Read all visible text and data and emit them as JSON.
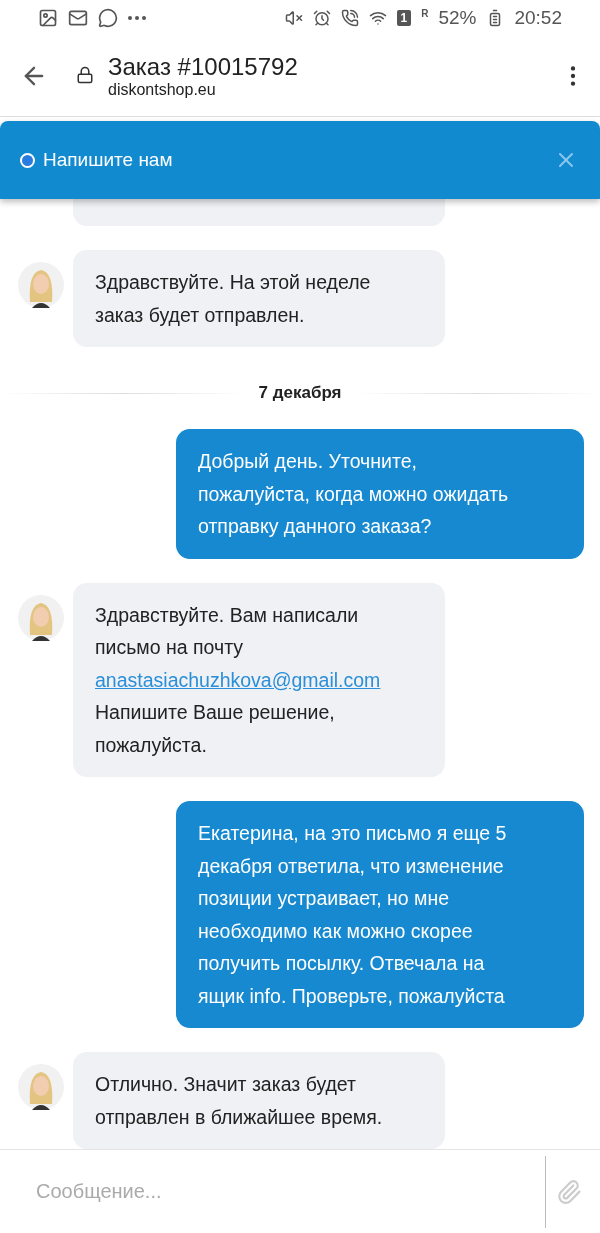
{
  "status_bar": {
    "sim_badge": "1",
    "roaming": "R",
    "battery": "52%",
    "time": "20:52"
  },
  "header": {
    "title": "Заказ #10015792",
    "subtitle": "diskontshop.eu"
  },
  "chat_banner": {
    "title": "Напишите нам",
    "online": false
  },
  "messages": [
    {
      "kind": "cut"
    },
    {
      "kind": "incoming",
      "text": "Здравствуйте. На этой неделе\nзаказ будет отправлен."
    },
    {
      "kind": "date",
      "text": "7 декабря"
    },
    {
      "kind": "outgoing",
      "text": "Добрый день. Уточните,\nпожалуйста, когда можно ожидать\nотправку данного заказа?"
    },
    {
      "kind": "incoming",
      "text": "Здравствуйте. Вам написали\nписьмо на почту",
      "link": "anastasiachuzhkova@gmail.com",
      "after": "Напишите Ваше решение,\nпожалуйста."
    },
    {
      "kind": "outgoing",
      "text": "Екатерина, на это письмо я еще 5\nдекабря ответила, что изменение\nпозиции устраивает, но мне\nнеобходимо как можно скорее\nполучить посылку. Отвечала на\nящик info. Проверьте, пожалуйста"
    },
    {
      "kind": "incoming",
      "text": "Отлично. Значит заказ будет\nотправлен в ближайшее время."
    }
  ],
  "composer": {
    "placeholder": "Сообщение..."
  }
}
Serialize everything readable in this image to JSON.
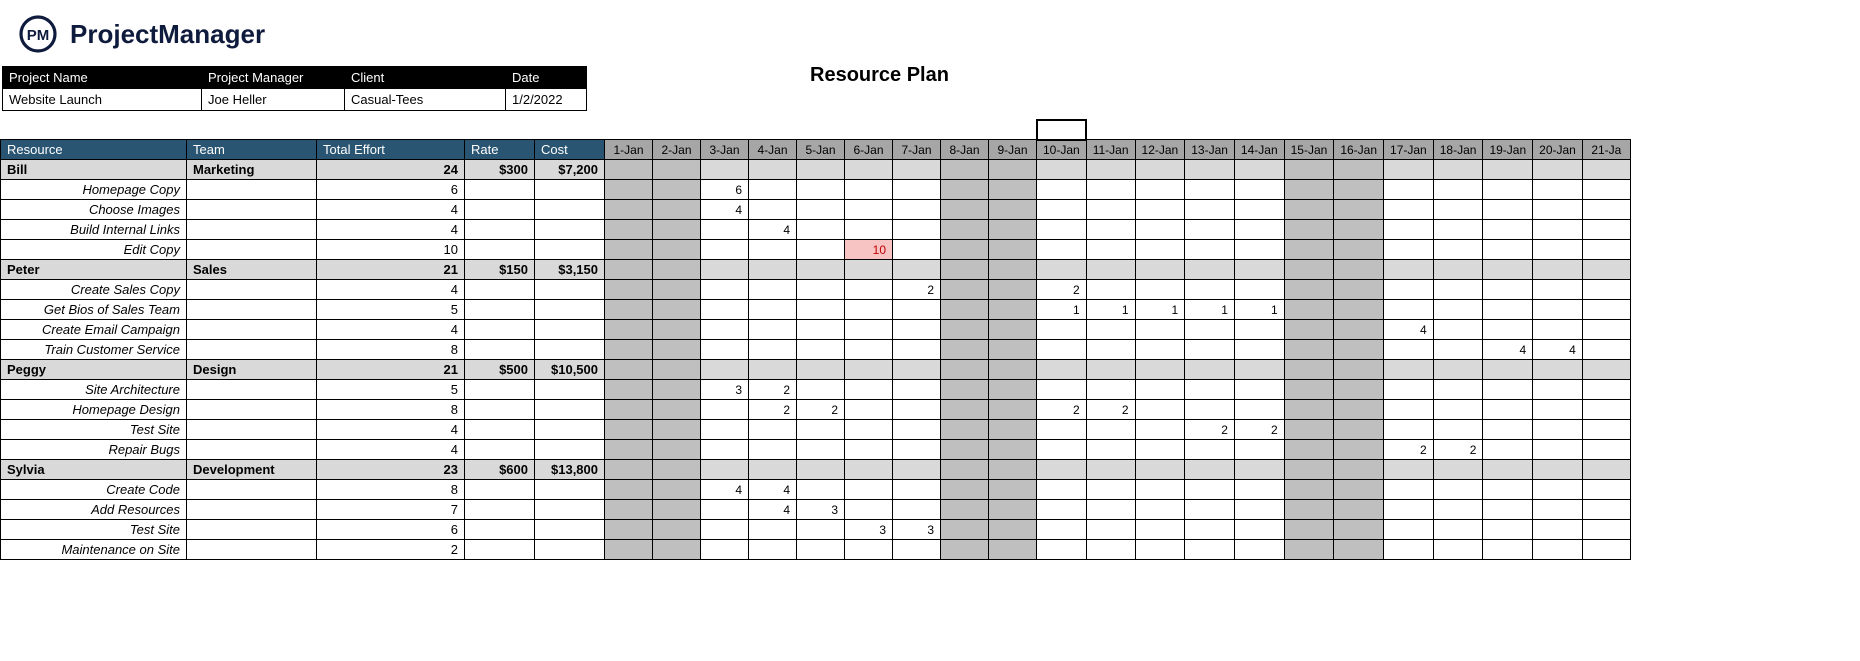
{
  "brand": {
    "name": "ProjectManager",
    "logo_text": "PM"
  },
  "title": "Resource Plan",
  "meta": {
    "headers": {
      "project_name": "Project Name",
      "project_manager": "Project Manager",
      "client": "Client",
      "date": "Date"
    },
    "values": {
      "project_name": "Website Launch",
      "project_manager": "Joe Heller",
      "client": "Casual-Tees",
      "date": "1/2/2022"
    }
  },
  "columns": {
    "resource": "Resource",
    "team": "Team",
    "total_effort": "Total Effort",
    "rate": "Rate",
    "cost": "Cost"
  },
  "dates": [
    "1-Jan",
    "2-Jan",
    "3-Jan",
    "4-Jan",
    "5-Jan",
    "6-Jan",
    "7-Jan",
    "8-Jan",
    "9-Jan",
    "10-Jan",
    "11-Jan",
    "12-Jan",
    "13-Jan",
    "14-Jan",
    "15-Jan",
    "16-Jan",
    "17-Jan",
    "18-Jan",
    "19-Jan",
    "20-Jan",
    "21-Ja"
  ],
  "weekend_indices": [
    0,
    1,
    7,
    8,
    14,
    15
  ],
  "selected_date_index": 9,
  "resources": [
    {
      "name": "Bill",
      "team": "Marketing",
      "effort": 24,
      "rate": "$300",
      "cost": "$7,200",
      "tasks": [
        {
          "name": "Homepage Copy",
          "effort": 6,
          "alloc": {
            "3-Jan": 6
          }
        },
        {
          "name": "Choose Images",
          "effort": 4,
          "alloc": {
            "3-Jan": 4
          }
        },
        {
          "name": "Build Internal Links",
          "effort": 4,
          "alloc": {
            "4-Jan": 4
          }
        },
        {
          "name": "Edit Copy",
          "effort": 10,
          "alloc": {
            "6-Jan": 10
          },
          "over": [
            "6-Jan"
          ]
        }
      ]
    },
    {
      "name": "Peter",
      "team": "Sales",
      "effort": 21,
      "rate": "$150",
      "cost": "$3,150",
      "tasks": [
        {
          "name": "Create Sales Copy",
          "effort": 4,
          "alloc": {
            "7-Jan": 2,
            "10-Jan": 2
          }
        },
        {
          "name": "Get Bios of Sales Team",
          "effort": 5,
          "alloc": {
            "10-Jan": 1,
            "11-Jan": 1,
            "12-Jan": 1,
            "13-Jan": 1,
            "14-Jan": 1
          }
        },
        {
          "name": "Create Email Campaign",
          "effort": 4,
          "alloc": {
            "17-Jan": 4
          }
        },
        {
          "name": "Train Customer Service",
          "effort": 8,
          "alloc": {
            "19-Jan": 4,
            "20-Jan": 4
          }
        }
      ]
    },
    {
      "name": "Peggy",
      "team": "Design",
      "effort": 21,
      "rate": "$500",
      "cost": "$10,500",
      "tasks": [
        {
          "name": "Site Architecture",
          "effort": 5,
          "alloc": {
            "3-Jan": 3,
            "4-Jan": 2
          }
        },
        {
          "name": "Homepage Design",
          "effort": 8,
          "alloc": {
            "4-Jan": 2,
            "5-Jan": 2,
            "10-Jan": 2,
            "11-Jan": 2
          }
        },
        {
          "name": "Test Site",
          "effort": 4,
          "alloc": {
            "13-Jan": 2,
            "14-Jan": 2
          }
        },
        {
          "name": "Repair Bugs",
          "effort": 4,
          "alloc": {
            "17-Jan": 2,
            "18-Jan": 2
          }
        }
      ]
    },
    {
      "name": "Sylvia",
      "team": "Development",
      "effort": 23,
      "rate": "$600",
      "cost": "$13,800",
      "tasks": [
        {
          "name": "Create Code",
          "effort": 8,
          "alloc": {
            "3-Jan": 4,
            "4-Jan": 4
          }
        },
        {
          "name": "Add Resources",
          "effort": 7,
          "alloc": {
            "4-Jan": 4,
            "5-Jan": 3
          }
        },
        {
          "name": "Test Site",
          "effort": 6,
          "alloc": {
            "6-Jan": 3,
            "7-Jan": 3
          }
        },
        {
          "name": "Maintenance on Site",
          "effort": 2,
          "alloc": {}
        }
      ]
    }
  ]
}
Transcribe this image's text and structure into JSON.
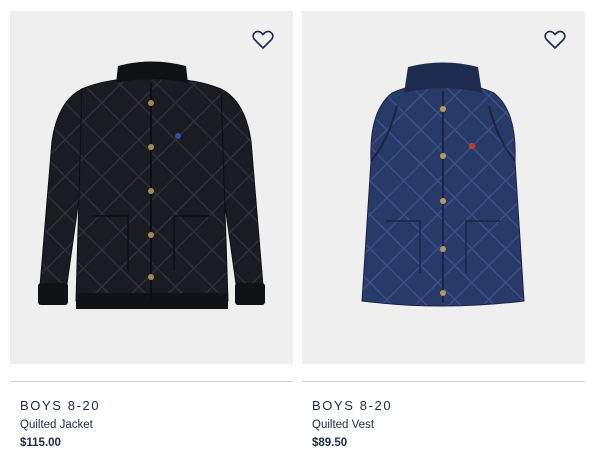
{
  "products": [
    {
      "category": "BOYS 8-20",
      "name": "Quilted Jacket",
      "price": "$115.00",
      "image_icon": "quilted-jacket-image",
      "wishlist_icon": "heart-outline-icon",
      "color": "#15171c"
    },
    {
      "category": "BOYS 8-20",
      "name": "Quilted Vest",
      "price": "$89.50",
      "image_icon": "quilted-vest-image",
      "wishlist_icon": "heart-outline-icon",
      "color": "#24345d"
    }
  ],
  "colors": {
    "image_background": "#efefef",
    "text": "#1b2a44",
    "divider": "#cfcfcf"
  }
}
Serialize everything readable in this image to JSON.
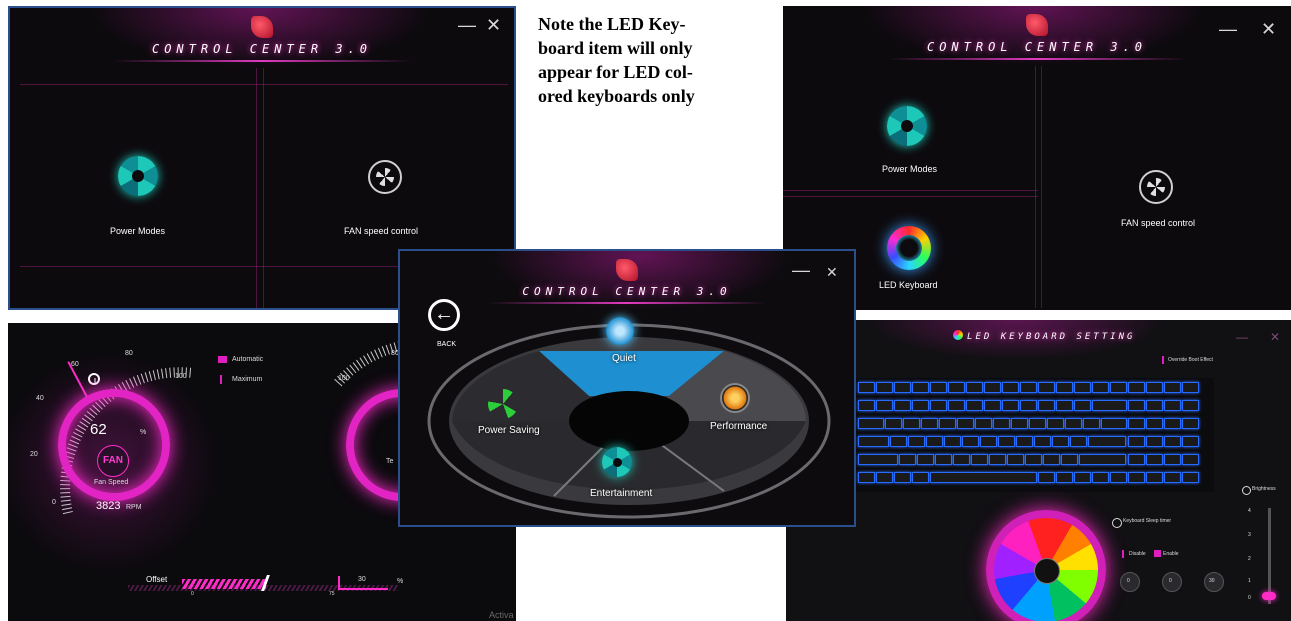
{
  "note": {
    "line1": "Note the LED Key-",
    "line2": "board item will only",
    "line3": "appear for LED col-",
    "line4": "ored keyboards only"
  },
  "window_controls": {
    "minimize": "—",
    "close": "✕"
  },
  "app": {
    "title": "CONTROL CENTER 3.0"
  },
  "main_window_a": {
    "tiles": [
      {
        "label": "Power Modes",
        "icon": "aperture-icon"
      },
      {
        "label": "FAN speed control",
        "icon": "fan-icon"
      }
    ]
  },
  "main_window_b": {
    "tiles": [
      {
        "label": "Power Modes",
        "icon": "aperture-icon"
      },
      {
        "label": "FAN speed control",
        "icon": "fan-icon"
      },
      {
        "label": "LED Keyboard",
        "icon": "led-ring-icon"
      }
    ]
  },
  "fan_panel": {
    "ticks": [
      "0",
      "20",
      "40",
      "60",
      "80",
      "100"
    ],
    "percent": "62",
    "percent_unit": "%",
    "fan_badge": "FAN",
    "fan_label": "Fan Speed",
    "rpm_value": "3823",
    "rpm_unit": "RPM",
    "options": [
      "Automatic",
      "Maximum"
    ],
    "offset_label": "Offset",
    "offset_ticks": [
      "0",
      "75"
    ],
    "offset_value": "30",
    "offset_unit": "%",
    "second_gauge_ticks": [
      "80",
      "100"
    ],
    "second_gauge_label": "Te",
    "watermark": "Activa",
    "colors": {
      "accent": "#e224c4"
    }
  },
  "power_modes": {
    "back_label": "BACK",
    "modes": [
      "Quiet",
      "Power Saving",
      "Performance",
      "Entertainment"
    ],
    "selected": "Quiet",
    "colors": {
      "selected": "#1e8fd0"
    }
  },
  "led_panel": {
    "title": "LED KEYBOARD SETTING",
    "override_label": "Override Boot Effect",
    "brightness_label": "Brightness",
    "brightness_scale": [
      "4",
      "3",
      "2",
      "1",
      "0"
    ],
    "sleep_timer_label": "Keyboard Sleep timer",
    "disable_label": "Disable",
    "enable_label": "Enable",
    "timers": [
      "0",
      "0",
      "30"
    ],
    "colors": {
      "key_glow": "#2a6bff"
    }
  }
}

Aim: Select all lines in the listing above where the word "будет" appears, and show them.

Solution to the problem:
      "text": "Здравствуйте. На этой неделе\nзаказ будет отправлен."
      "text": "Отлично. Значит заказ будет\nотправлен в ближайшее время."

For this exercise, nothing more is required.